- **Given exercise**
Repeat the records below exactly, leaving out every picture.

[Extracted data entries]

■ ■ ■ ■ ■

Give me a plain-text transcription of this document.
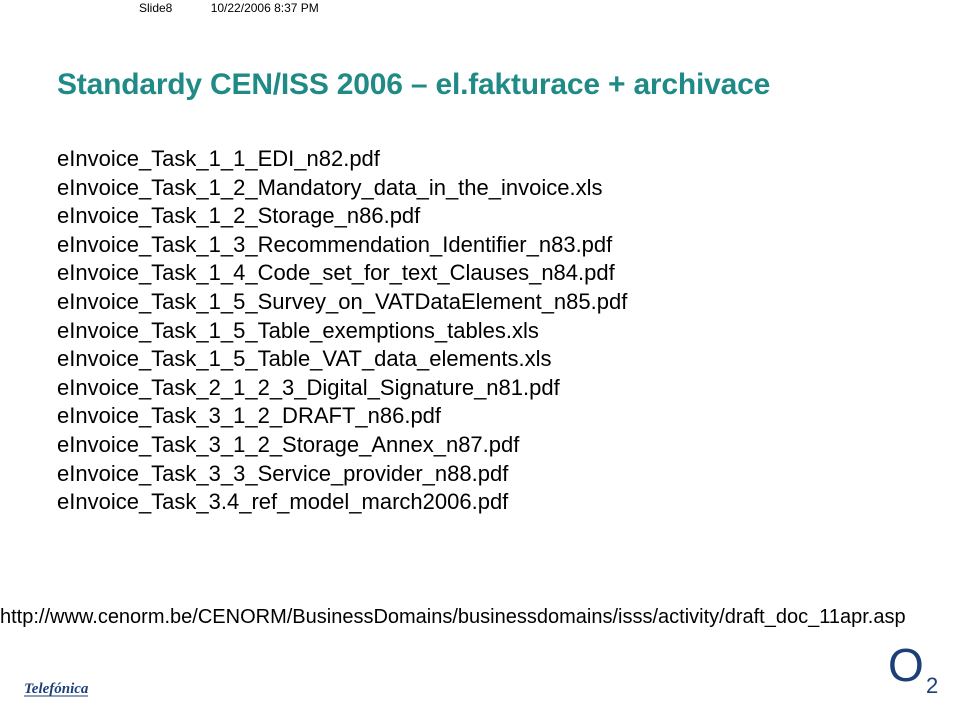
Slide8	10/22/2006 8:37 PM
Standardy CEN/ISS 2006 – el.fakturace + archivace
eInvoice_Task_1_1_EDI_n82.pdf
eInvoice_Task_1_2_Mandatory_data_in_the_invoice.xls
eInvoice_Task_1_2_Storage_n86.pdf
eInvoice_Task_1_3_Recommendation_Identifier_n83.pdf
eInvoice_Task_1_4_Code_set_for_text_Clauses_n84.pdf
eInvoice_Task_1_5_Survey_on_VATDataElement_n85.pdf
eInvoice_Task_1_5_Table_exemptions_tables.xls
eInvoice_Task_1_5_Table_VAT_data_elements.xls
eInvoice_Task_2_1_2_3_Digital_Signature_n81.pdf
eInvoice_Task_3_1_2_DRAFT_n86.pdf
eInvoice_Task_3_1_2_Storage_Annex_n87.pdf
eInvoice_Task_3_3_Service_provider_n88.pdf
eInvoice_Task_3.4_ref_model_march2006.pdf
http://www.cenorm.be/CENORM/BusinessDomains/businessdomains/isss/activity/draft_doc_11apr.asp
Telefónica	O 2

■ ■ ■ ■ ■

- **Task response**
Give me a plain-text transcription of this document.
Slide8	10/22/2006 8:37 PM
Standardy CEN/ISS 2006 – el.fakturace + archivace
eInvoice_Task_1_1_EDI_n82.pdf
eInvoice_Task_1_2_Mandatory_data_in_the_invoice.xls
eInvoice_Task_1_2_Storage_n86.pdf
eInvoice_Task_1_3_Recommendation_Identifier_n83.pdf
eInvoice_Task_1_4_Code_set_for_text_Clauses_n84.pdf
eInvoice_Task_1_5_Survey_on_VATDataElement_n85.pdf
eInvoice_Task_1_5_Table_exemptions_tables.xls
eInvoice_Task_1_5_Table_VAT_data_elements.xls
eInvoice_Task_2_1_2_3_Digital_Signature_n81.pdf
eInvoice_Task_3_1_2_DRAFT_n86.pdf
eInvoice_Task_3_1_2_Storage_Annex_n87.pdf
eInvoice_Task_3_3_Service_provider_n88.pdf
eInvoice_Task_3.4_ref_model_march2006.pdf
http://www.cenorm.be/CENORM/BusinessDomains/businessdomains/isss/activity/draft_doc_11apr.asp
Telefónica	O 2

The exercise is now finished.